** start Record extracts **

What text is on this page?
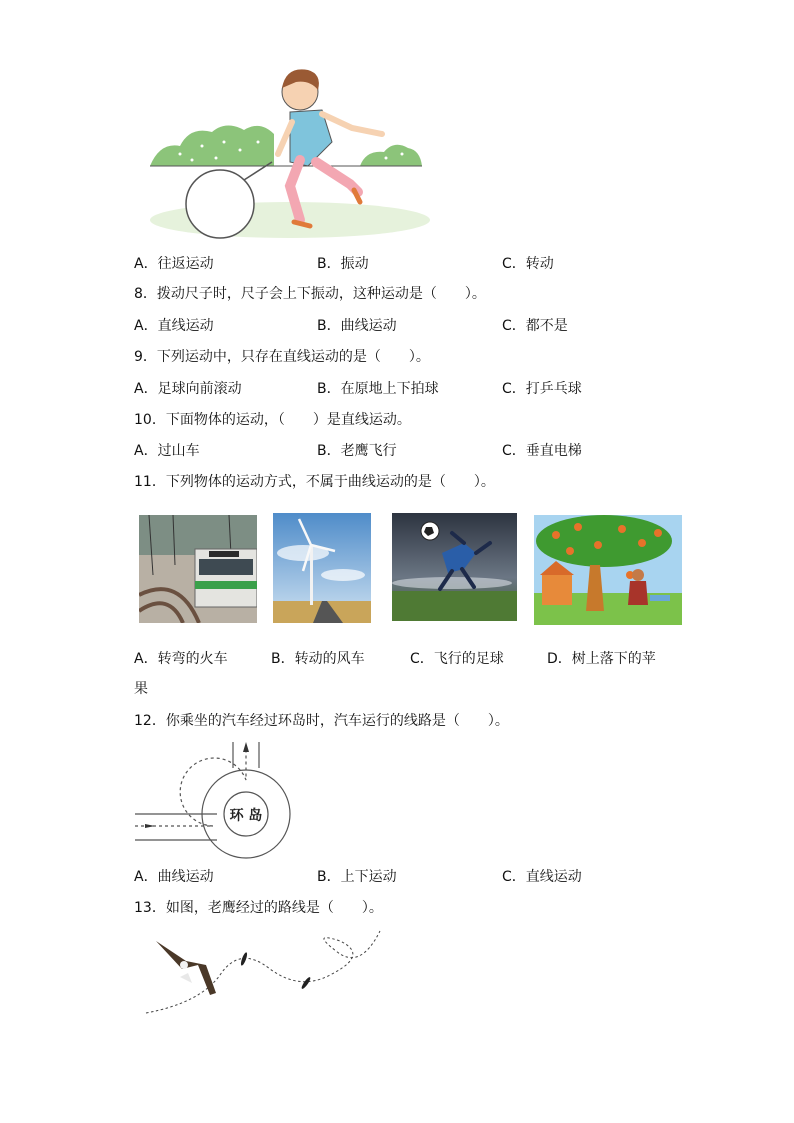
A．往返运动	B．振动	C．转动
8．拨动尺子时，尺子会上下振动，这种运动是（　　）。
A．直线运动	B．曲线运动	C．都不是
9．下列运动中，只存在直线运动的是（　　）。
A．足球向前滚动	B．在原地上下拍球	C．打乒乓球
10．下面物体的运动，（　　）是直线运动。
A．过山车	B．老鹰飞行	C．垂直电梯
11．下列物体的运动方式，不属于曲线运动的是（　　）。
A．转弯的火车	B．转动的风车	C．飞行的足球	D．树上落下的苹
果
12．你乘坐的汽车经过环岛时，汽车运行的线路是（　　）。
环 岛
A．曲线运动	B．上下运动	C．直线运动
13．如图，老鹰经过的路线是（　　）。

** end Record extracts **

## Directions
Retype everything in the material word for word, minus pictures.

## Correct response
What text is on this page?
A．往返运动	B．振动	C．转动
8．拨动尺子时，尺子会上下振动，这种运动是（　　）。
A．直线运动	B．曲线运动	C．都不是
9．下列运动中，只存在直线运动的是（　　）。
A．足球向前滚动	B．在原地上下拍球	C．打乒乓球
10．下面物体的运动，（　　）是直线运动。
A．过山车	B．老鹰飞行	C．垂直电梯
11．下列物体的运动方式，不属于曲线运动的是（　　）。
A．转弯的火车	B．转动的风车	C．飞行的足球	D．树上落下的苹
果
12．你乘坐的汽车经过环岛时，汽车运行的线路是（　　）。
环 岛
A．曲线运动	B．上下运动	C．直线运动
13．如图，老鹰经过的路线是（　　）。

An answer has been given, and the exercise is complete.